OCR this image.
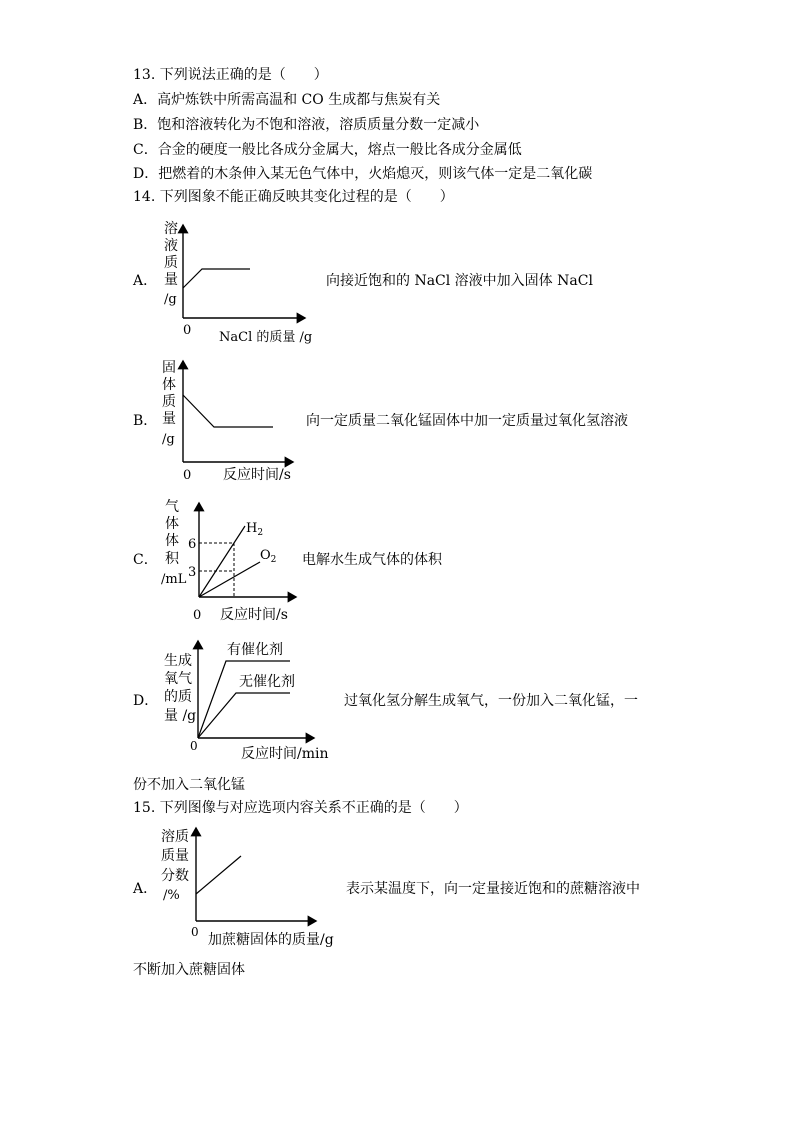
13. 下列说法正确的是（　　）
A．高炉炼铁中所需高温和 CO 生成都与焦炭有关
B．饱和溶液转化为不饱和溶液，溶质质量分数一定减小
C．合金的硬度一般比各成分金属大，熔点一般比各成分金属低
D．把燃着的木条伸入某无色气体中，火焰熄灭，则该气体一定是二氧化碳
14. 下列图象不能正确反映其变化过程的是（　　）
A．
溶
液
质
量
/g
0 NaCl 的质量 /g
向接近饱和的 NaCl 溶液中加入固体 NaCl
B．
固
体
质
量
/g
0 反应时间/s
向一定质量二氧化锰固体中加一定质量过氧化氢溶液
C．
气
体
体
积
/mL
6
3
$H_2$
$O_2$
0 反应时间/s
电解水生成气体的体积
D．
生成
氧气
的质
量 /g
有催化剂
无催化剂
0	反应时间/min
过氧化氢分解生成氧气，一份加入二氧化锰，一
份不加入二氧化锰
15. 下列图像与对应选项内容关系不正确的是（　　）
A．
溶质
质量
分数
/%
0 加蔗糖固体的质量/g
表示某温度下，向一定量接近饱和的蔗糖溶液中
不断加入蔗糖固体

==================================================

Problem ▸ Print the records word for word and exclude any picture they hold.

Correct response ▸
OCR this image.
13. 下列说法正确的是（　　）
A．高炉炼铁中所需高温和 CO 生成都与焦炭有关
B．饱和溶液转化为不饱和溶液，溶质质量分数一定减小
C．合金的硬度一般比各成分金属大，熔点一般比各成分金属低
D．把燃着的木条伸入某无色气体中，火焰熄灭，则该气体一定是二氧化碳
14. 下列图象不能正确反映其变化过程的是（　　）
A．
溶
液
质
量
/g
0 NaCl 的质量 /g
向接近饱和的 NaCl 溶液中加入固体 NaCl
B．
固
体
质
量
/g
0 反应时间/s
向一定质量二氧化锰固体中加一定质量过氧化氢溶液
C．
气
体
体
积
/mL
6
3
$H_2$
$O_2$
0 反应时间/s
电解水生成气体的体积
D．
生成
氧气
的质
量 /g
有催化剂
无催化剂
0	反应时间/min
过氧化氢分解生成氧气，一份加入二氧化锰，一
份不加入二氧化锰
15. 下列图像与对应选项内容关系不正确的是（　　）
A．
溶质
质量
分数
/%
0 加蔗糖固体的质量/g
表示某温度下，向一定量接近饱和的蔗糖溶液中
不断加入蔗糖固体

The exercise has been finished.